:: GIVEN EXERCISE ::
Pull out from the material below all lines with "técnicas".

+++ EXCERPTED RECORDS +++

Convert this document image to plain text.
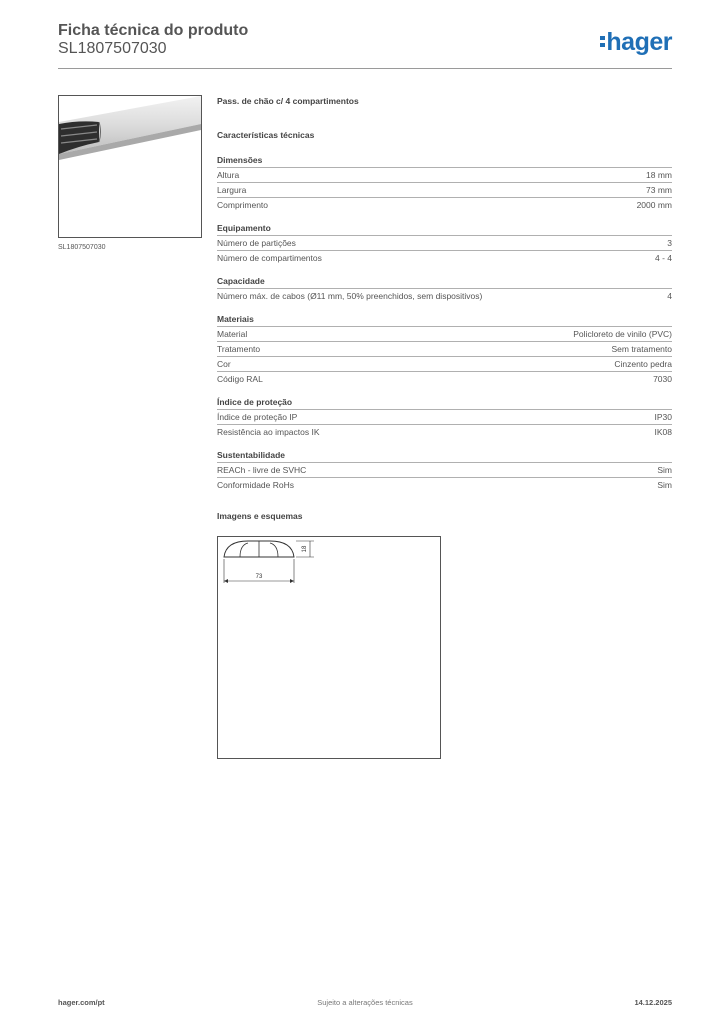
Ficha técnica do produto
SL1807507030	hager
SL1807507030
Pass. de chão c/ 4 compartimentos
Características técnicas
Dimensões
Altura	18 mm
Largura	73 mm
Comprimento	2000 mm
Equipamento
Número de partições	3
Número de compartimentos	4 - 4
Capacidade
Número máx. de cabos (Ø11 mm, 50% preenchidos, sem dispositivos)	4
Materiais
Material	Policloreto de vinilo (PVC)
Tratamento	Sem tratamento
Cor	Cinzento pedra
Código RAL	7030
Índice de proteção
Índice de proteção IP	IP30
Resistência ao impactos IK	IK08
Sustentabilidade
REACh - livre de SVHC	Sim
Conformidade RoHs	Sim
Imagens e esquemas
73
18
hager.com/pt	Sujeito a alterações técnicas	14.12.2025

+++

:: EXPECTED OUTPUT ::
Características técnicas
hager.com/pt	Sujeito a alterações técnicas	14.12.2025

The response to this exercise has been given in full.